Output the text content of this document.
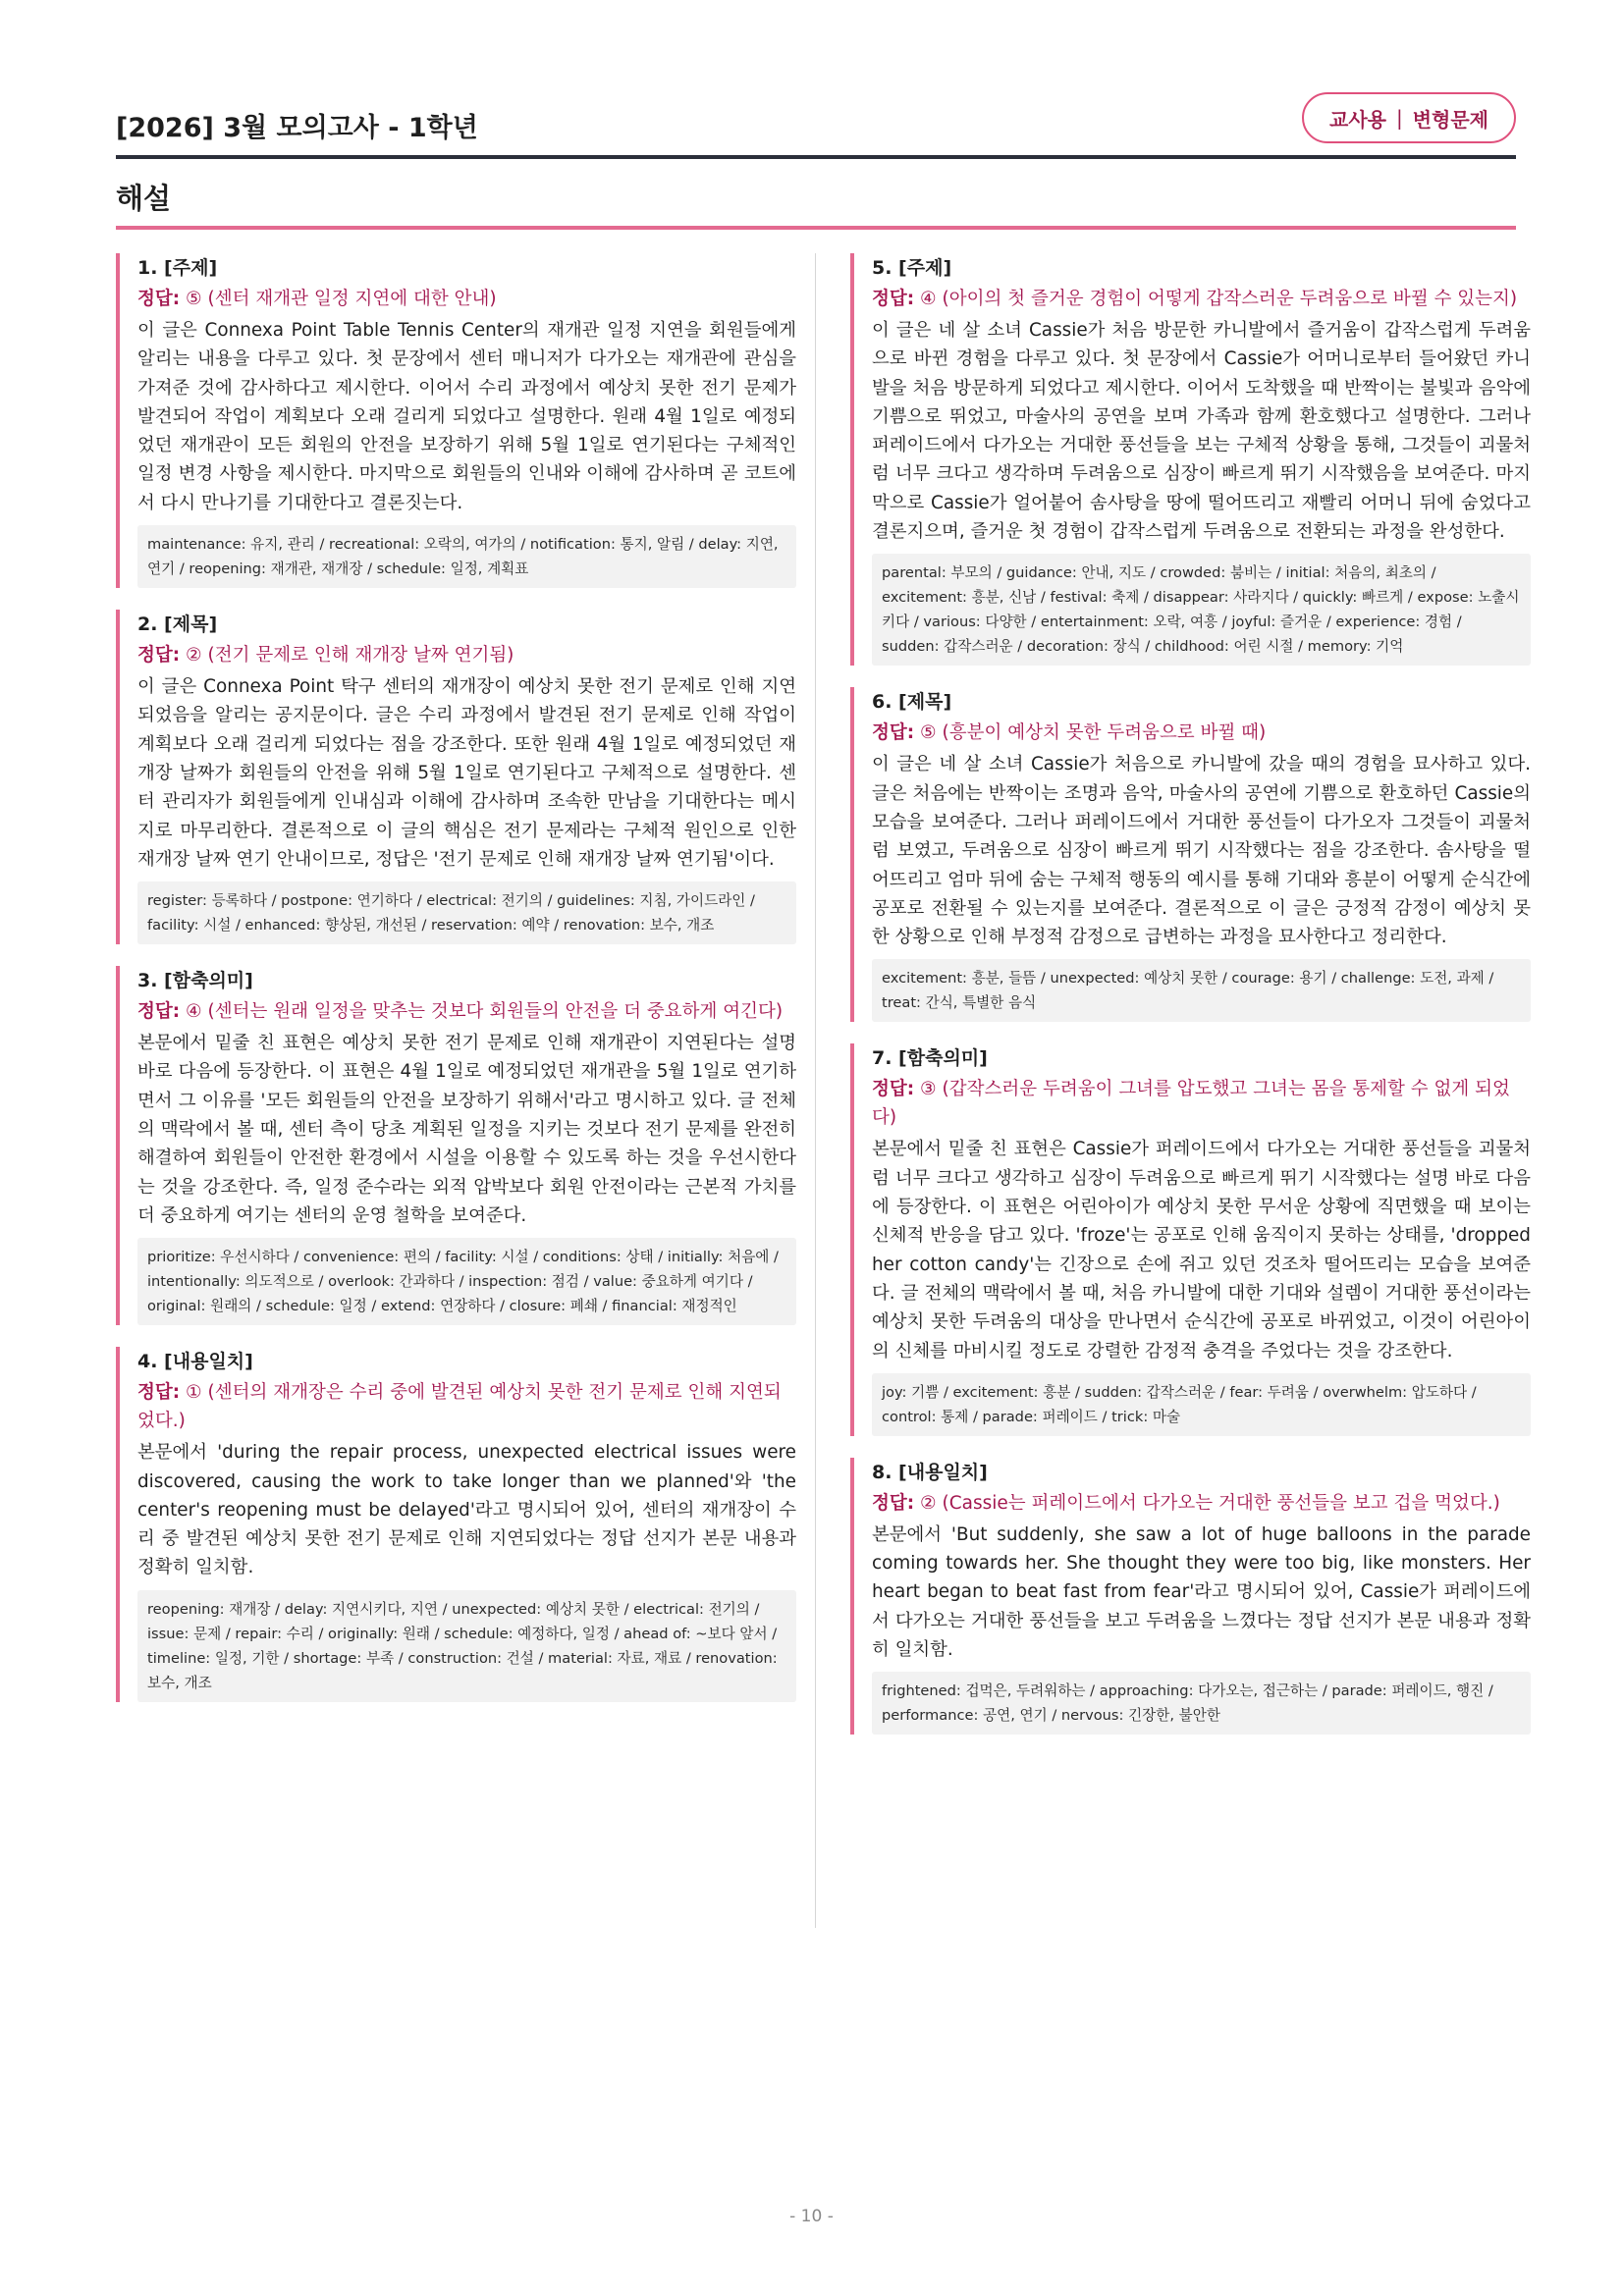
[2026] 3월 모의고사 - 1학년	교사용 | 변형문제
해설
1. [주제]
정답: ⑤ (센터 재개관 일정 지연에 대한 안내)
이 글은 Connexa Point Table Tennis Center의 재개관 일정 지연을 회원들에게 알리는 내용을 다루고 있다. 첫 문장에서 센터 매니저가 다가오는 재개관에 관심을 가져준 것에 감사하다고 제시한다. 이어서 수리 과정에서 예상치 못한 전기 문제가 발견되어 작업이 계획보다 오래 걸리게 되었다고 설명한다. 원래 4월 1일로 예정되었던 재개관이 모든 회원의 안전을 보장하기 위해 5월 1일로 연기된다는 구체적인 일정 변경 사항을 제시한다. 마지막으로 회원들의 인내와 이해에 감사하며 곧 코트에서 다시 만나기를 기대한다고 결론짓는다.
maintenance: 유지, 관리 / recreational: 오락의, 여가의 / notification: 통지, 알림 / delay: 지연, 연기 / reopening: 재개관, 재개장 / schedule: 일정, 계획표
2. [제목]
정답: ② (전기 문제로 인해 재개장 날짜 연기됨)
이 글은 Connexa Point 탁구 센터의 재개장이 예상치 못한 전기 문제로 인해 지연되었음을 알리는 공지문이다. 글은 수리 과정에서 발견된 전기 문제로 인해 작업이 계획보다 오래 걸리게 되었다는 점을 강조한다. 또한 원래 4월 1일로 예정되었던 재개장 날짜가 회원들의 안전을 위해 5월 1일로 연기된다고 구체적으로 설명한다. 센터 관리자가 회원들에게 인내심과 이해에 감사하며 조속한 만남을 기대한다는 메시지로 마무리한다. 결론적으로 이 글의 핵심은 전기 문제라는 구체적 원인으로 인한 재개장 날짜 연기 안내이므로, 정답은 '전기 문제로 인해 재개장 날짜 연기됨'이다.
register: 등록하다 / postpone: 연기하다 / electrical: 전기의 / guidelines: 지침, 가이드라인 / facility: 시설 / enhanced: 향상된, 개선된 / reservation: 예약 / renovation: 보수, 개조
3. [함축의미]
정답: ④ (센터는 원래 일정을 맞추는 것보다 회원들의 안전을 더 중요하게 여긴다)
본문에서 밑줄 친 표현은 예상치 못한 전기 문제로 인해 재개관이 지연된다는 설명 바로 다음에 등장한다. 이 표현은 4월 1일로 예정되었던 재개관을 5월 1일로 연기하면서 그 이유를 '모든 회원들의 안전을 보장하기 위해서'라고 명시하고 있다. 글 전체의 맥락에서 볼 때, 센터 측이 당초 계획된 일정을 지키는 것보다 전기 문제를 완전히 해결하여 회원들이 안전한 환경에서 시설을 이용할 수 있도록 하는 것을 우선시한다는 것을 강조한다. 즉, 일정 준수라는 외적 압박보다 회원 안전이라는 근본적 가치를 더 중요하게 여기는 센터의 운영 철학을 보여준다.
prioritize: 우선시하다 / convenience: 편의 / facility: 시설 / conditions: 상태 / initially: 처음에 / intentionally: 의도적으로 / overlook: 간과하다 / inspection: 점검 / value: 중요하게 여기다 / original: 원래의 / schedule: 일정 / extend: 연장하다 / closure: 폐쇄 / financial: 재정적인
4. [내용일치]
정답: ① (센터의 재개장은 수리 중에 발견된 예상치 못한 전기 문제로 인해 지연되었다.)
본문에서 'during the repair process, unexpected electrical issues were discovered, causing the work to take longer than we planned'와 'the center's reopening must be delayed'라고 명시되어 있어, 센터의 재개장이 수리 중 발견된 예상치 못한 전기 문제로 인해 지연되었다는 정답 선지가 본문 내용과 정확히 일치함.
reopening: 재개장 / delay: 지연시키다, 지연 / unexpected: 예상치 못한 / electrical: 전기의 / issue: 문제 / repair: 수리 / originally: 원래 / schedule: 예정하다, 일정 / ahead of: ~보다 앞서 / timeline: 일정, 기한 / shortage: 부족 / construction: 건설 / material: 자료, 재료 / renovation: 보수, 개조
5. [주제]
정답: ④ (아이의 첫 즐거운 경험이 어떻게 갑작스러운 두려움으로 바뀔 수 있는지)
이 글은 네 살 소녀 Cassie가 처음 방문한 카니발에서 즐거움이 갑작스럽게 두려움으로 바뀐 경험을 다루고 있다. 첫 문장에서 Cassie가 어머니로부터 들어왔던 카니발을 처음 방문하게 되었다고 제시한다. 이어서 도착했을 때 반짝이는 불빛과 음악에 기쁨으로 뛰었고, 마술사의 공연을 보며 가족과 함께 환호했다고 설명한다. 그러나 퍼레이드에서 다가오는 거대한 풍선들을 보는 구체적 상황을 통해, 그것들이 괴물처럼 너무 크다고 생각하며 두려움으로 심장이 빠르게 뛰기 시작했음을 보여준다. 마지막으로 Cassie가 얼어붙어 솜사탕을 땅에 떨어뜨리고 재빨리 어머니 뒤에 숨었다고 결론지으며, 즐거운 첫 경험이 갑작스럽게 두려움으로 전환되는 과정을 완성한다.
parental: 부모의 / guidance: 안내, 지도 / crowded: 붐비는 / initial: 처음의, 최초의 / excitement: 흥분, 신남 / festival: 축제 / disappear: 사라지다 / quickly: 빠르게 / expose: 노출시키다 / various: 다양한 / entertainment: 오락, 여흥 / joyful: 즐거운 / experience: 경험 / sudden: 갑작스러운 / decoration: 장식 / childhood: 어린 시절 / memory: 기억
6. [제목]
정답: ⑤ (흥분이 예상치 못한 두려움으로 바뀔 때)
이 글은 네 살 소녀 Cassie가 처음으로 카니발에 갔을 때의 경험을 묘사하고 있다. 글은 처음에는 반짝이는 조명과 음악, 마술사의 공연에 기쁨으로 환호하던 Cassie의 모습을 보여준다. 그러나 퍼레이드에서 거대한 풍선들이 다가오자 그것들이 괴물처럼 보였고, 두려움으로 심장이 빠르게 뛰기 시작했다는 점을 강조한다. 솜사탕을 떨어뜨리고 엄마 뒤에 숨는 구체적 행동의 예시를 통해 기대와 흥분이 어떻게 순식간에 공포로 전환될 수 있는지를 보여준다. 결론적으로 이 글은 긍정적 감정이 예상치 못한 상황으로 인해 부정적 감정으로 급변하는 과정을 묘사한다고 정리한다.
excitement: 흥분, 들뜸 / unexpected: 예상치 못한 / courage: 용기 / challenge: 도전, 과제 / treat: 간식, 특별한 음식
7. [함축의미]
정답: ③ (갑작스러운 두려움이 그녀를 압도했고 그녀는 몸을 통제할 수 없게 되었다)
본문에서 밑줄 친 표현은 Cassie가 퍼레이드에서 다가오는 거대한 풍선들을 괴물처럼 너무 크다고 생각하고 심장이 두려움으로 빠르게 뛰기 시작했다는 설명 바로 다음에 등장한다. 이 표현은 어린아이가 예상치 못한 무서운 상황에 직면했을 때 보이는 신체적 반응을 담고 있다. 'froze'는 공포로 인해 움직이지 못하는 상태를, 'dropped her cotton candy'는 긴장으로 손에 쥐고 있던 것조차 떨어뜨리는 모습을 보여준다. 글 전체의 맥락에서 볼 때, 처음 카니발에 대한 기대와 설렘이 거대한 풍선이라는 예상치 못한 두려움의 대상을 만나면서 순식간에 공포로 바뀌었고, 이것이 어린아이의 신체를 마비시킬 정도로 강렬한 감정적 충격을 주었다는 것을 강조한다.
joy: 기쁨 / excitement: 흥분 / sudden: 갑작스러운 / fear: 두려움 / overwhelm: 압도하다 / control: 통제 / parade: 퍼레이드 / trick: 마술
8. [내용일치]
정답: ② (Cassie는 퍼레이드에서 다가오는 거대한 풍선들을 보고 겁을 먹었다.)
본문에서 'But suddenly, she saw a lot of huge balloons in the parade coming towards her. She thought they were too big, like monsters. Her heart began to beat fast from fear'라고 명시되어 있어, Cassie가 퍼레이드에서 다가오는 거대한 풍선들을 보고 두려움을 느꼈다는 정답 선지가 본문 내용과 정확히 일치함.
frightened: 겁먹은, 두려워하는 / approaching: 다가오는, 접근하는 / parade: 퍼레이드, 행진 / performance: 공연, 연기 / nervous: 긴장한, 불안한
- 10 -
————
Pick out the lines above that hold the string "repair" and show them.

**Problem solution**
본문에서 'during the repair process, unexpected electrical issues were discovered, causing the work to take longer than we planned'와 'the center's reopening must be delayed'라고 명시되어 있어, 센터의 재개장이 수리 중 발견된 예상치 못한 전기 문제로 인해 지연되었다는 정답 선지가 본문 내용과 정확히 일치함.
reopening: 재개장 / delay: 지연시키다, 지연 / unexpected: 예상치 못한 / electrical: 전기의 / issue: 문제 / repair: 수리 / originally: 원래 / schedule: 예정하다, 일정 / ahead of: ~보다 앞서 / timeline: 일정, 기한 / shortage: 부족 / construction: 건설 / material: 자료, 재료 / renovation: 보수, 개조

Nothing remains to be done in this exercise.